§ Task prompt: Copy, in full, each line of the material that holds the word "this".

※

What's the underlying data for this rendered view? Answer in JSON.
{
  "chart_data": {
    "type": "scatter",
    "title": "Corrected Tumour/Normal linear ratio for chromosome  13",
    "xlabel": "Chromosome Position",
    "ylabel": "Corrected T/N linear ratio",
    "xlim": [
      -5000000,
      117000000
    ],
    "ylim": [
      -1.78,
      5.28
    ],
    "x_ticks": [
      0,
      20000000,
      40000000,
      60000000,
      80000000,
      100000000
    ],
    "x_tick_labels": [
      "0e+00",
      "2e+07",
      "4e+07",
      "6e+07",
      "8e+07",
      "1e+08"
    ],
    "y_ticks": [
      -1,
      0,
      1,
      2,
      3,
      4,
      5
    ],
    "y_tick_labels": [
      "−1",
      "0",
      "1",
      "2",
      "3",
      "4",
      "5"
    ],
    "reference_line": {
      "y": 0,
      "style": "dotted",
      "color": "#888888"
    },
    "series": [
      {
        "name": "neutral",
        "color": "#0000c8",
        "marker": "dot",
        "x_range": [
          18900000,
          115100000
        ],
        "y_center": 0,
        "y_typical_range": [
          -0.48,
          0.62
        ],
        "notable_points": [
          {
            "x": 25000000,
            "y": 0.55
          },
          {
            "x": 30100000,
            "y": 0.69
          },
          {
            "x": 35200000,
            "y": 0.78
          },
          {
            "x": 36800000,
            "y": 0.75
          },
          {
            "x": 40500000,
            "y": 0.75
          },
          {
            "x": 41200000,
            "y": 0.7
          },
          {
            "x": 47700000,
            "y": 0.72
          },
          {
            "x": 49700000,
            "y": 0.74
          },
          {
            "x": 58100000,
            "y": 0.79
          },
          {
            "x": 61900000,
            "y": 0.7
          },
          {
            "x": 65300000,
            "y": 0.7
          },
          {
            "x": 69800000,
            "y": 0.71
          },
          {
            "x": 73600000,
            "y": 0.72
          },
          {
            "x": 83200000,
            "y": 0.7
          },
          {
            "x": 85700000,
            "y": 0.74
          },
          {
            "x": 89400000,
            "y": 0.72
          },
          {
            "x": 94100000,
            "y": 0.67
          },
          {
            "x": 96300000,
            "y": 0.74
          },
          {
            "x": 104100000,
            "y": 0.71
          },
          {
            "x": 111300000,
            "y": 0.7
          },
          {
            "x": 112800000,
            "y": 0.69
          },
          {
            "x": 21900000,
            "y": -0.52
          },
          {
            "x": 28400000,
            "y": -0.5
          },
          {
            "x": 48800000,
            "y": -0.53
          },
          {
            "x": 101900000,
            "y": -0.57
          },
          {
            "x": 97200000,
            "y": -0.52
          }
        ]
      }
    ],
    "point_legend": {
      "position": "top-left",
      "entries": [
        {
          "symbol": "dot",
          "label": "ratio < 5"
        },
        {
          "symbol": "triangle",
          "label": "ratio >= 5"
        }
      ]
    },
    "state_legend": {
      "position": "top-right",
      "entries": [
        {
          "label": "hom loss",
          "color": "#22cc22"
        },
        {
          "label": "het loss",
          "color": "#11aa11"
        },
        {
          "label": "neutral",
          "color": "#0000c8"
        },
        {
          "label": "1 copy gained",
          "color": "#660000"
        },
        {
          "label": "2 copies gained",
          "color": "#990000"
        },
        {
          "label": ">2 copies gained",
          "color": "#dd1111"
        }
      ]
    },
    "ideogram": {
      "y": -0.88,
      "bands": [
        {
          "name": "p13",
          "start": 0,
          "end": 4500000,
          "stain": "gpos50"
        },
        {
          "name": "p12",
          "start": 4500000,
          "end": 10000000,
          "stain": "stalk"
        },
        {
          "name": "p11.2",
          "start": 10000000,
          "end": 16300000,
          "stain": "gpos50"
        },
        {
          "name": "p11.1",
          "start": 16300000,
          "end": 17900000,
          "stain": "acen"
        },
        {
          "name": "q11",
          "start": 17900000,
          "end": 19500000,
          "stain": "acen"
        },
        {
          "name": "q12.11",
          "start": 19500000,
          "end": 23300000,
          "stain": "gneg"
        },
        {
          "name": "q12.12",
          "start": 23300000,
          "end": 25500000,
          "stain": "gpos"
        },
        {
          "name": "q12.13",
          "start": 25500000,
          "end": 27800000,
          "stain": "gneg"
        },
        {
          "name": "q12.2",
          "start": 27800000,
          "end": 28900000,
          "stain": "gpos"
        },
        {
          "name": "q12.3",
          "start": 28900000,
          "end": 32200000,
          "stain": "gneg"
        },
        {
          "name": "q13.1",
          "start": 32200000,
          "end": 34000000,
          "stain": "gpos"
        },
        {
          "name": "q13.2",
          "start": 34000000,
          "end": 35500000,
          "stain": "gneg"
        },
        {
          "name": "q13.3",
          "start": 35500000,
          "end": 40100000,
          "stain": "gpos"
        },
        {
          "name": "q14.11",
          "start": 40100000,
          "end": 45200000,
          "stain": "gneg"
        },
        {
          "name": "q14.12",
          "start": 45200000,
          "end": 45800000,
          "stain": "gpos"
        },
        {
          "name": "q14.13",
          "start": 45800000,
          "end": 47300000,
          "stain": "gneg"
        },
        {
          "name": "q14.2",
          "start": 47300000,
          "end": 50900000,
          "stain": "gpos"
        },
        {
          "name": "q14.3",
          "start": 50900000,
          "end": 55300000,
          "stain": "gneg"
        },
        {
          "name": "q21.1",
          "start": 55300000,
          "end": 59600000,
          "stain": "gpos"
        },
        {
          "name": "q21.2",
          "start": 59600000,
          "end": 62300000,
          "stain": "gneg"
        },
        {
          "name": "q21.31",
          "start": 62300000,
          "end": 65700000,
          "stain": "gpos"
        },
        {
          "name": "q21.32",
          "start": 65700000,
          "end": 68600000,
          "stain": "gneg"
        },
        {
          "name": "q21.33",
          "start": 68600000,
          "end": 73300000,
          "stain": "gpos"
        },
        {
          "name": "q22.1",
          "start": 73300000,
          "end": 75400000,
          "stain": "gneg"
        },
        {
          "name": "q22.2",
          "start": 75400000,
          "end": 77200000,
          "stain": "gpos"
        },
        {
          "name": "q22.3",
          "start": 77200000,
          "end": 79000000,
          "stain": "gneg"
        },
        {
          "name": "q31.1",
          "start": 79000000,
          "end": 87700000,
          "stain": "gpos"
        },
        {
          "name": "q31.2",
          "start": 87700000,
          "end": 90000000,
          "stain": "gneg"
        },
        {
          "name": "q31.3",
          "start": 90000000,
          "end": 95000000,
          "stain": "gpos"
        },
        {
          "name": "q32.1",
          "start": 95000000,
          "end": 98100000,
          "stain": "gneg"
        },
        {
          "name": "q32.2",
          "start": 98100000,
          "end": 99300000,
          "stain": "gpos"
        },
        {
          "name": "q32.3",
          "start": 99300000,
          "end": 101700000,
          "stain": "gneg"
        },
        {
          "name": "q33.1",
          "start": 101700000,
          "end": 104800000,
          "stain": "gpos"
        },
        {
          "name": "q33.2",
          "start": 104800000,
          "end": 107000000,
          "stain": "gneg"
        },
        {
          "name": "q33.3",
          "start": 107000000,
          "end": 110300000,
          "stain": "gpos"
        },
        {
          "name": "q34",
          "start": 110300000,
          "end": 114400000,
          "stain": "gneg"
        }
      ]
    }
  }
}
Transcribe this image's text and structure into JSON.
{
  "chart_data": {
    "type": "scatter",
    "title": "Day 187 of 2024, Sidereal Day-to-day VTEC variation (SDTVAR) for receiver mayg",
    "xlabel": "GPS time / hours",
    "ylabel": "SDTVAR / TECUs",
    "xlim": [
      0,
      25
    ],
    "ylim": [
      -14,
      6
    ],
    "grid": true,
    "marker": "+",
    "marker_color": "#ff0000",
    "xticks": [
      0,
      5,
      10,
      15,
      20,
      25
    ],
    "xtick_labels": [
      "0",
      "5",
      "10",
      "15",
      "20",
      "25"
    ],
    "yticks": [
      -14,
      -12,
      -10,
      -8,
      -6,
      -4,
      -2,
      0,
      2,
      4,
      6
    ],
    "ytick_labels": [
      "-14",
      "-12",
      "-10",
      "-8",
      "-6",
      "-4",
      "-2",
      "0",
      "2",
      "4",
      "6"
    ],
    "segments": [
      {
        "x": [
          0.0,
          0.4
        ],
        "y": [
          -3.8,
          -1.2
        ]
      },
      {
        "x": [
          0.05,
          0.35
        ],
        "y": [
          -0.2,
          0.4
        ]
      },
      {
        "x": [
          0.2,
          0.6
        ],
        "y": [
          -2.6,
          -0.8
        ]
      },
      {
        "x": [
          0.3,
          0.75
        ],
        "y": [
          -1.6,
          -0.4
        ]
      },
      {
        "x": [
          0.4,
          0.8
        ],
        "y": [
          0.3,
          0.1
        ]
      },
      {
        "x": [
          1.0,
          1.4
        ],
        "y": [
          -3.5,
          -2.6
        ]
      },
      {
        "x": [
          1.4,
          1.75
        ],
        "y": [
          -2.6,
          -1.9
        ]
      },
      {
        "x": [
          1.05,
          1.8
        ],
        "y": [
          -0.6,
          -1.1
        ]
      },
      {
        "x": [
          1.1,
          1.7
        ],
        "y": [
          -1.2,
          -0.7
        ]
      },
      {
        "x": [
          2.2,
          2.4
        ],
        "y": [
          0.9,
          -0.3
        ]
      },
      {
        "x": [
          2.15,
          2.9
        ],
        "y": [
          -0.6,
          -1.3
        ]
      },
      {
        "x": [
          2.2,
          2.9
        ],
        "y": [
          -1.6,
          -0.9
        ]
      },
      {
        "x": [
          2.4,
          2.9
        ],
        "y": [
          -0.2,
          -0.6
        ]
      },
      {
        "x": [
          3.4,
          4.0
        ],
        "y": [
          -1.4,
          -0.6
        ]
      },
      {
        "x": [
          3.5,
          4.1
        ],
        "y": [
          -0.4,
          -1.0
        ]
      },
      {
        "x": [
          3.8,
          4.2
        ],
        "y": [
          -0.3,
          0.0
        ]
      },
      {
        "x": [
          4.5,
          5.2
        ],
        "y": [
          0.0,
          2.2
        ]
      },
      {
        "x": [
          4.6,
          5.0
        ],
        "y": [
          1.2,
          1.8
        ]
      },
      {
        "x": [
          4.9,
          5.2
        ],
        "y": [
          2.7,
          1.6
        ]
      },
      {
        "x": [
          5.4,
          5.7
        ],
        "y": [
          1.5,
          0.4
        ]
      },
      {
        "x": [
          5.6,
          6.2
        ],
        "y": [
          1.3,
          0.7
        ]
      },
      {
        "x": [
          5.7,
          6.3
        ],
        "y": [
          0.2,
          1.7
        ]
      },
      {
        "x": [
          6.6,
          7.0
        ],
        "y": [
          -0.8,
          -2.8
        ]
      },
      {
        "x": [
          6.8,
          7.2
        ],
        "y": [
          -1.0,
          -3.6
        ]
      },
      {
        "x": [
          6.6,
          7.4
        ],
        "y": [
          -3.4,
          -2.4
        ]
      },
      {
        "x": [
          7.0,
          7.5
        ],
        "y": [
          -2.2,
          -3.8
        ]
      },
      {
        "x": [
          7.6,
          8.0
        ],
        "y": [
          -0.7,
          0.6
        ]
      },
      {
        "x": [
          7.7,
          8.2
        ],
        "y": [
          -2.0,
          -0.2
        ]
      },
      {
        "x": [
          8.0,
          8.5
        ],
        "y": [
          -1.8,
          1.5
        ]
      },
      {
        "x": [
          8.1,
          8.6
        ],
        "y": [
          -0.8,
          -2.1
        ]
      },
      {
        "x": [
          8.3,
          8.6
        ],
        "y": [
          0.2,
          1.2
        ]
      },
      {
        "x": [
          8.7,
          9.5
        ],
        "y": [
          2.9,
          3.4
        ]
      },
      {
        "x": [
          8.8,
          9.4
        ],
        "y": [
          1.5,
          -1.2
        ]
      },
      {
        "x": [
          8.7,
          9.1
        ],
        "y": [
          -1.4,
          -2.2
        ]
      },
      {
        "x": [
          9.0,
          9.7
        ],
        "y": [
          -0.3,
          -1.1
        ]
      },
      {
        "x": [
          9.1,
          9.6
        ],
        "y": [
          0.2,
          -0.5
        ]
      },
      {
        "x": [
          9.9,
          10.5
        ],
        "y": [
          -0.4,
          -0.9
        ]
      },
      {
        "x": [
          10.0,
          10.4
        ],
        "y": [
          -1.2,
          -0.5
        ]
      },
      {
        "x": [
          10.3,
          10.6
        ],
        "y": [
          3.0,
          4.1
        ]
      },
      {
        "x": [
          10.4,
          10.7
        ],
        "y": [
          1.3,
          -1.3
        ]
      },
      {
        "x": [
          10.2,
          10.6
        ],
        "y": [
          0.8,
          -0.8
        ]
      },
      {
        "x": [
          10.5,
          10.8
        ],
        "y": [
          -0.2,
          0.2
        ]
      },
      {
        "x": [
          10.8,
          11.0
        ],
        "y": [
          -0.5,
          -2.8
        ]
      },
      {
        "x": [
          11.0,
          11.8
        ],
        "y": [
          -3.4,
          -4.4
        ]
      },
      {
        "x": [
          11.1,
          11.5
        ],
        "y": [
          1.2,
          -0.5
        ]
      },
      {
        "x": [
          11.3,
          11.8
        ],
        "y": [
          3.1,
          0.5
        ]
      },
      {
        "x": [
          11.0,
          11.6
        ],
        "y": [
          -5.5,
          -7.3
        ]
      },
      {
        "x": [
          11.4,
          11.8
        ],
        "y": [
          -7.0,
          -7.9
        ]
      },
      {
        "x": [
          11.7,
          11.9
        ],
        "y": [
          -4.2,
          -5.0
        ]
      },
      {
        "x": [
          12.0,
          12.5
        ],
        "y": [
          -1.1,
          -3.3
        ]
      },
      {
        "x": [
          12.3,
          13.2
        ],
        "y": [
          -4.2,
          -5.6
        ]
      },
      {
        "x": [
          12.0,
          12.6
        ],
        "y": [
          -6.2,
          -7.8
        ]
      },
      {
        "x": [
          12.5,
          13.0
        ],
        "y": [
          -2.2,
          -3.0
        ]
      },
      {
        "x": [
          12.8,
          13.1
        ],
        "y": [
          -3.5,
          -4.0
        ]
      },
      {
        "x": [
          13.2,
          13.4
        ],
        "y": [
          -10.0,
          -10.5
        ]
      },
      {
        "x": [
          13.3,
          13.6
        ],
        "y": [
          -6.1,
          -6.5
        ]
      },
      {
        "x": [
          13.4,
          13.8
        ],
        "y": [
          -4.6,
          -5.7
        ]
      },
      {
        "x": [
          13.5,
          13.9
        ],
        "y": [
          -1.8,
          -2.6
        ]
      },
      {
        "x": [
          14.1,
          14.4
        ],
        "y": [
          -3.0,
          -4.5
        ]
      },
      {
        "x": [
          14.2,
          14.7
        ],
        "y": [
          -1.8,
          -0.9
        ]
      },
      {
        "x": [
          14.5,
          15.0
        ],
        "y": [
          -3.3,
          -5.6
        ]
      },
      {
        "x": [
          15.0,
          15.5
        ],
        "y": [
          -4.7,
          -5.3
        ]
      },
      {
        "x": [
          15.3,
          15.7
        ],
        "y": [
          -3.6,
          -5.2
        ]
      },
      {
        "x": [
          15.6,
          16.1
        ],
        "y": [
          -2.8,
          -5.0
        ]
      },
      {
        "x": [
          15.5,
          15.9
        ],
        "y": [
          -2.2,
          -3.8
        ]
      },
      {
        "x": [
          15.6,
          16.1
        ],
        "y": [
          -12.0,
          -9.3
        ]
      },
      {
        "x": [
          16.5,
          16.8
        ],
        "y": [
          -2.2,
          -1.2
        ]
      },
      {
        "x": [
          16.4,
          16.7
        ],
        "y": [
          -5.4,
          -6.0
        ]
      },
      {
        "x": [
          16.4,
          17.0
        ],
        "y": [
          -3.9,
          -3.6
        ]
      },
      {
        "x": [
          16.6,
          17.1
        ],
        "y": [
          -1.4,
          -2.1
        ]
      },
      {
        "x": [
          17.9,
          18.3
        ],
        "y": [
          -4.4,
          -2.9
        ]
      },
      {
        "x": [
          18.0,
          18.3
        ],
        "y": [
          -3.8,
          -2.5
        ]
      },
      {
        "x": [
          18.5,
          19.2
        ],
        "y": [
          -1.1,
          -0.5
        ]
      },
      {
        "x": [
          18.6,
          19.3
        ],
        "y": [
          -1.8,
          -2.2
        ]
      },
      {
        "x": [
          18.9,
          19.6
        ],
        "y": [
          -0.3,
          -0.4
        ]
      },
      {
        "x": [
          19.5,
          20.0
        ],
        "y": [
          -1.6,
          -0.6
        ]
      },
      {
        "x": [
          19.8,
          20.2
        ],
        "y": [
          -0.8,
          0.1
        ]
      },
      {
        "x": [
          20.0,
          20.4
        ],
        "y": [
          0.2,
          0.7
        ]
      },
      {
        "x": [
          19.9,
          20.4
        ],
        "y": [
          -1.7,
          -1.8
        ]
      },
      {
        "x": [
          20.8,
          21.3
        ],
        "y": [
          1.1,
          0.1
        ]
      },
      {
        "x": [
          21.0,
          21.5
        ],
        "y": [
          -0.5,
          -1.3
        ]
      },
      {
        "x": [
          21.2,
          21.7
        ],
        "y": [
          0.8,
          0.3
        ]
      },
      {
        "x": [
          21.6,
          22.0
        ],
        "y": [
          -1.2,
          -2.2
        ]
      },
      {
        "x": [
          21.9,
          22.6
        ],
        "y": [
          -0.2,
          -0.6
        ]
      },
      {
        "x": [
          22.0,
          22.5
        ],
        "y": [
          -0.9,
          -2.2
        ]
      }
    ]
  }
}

※

§ Output of the task:
What's the underlying data for this rendered view? Answer in JSON.
Transcribe this image's text and structure into JSON.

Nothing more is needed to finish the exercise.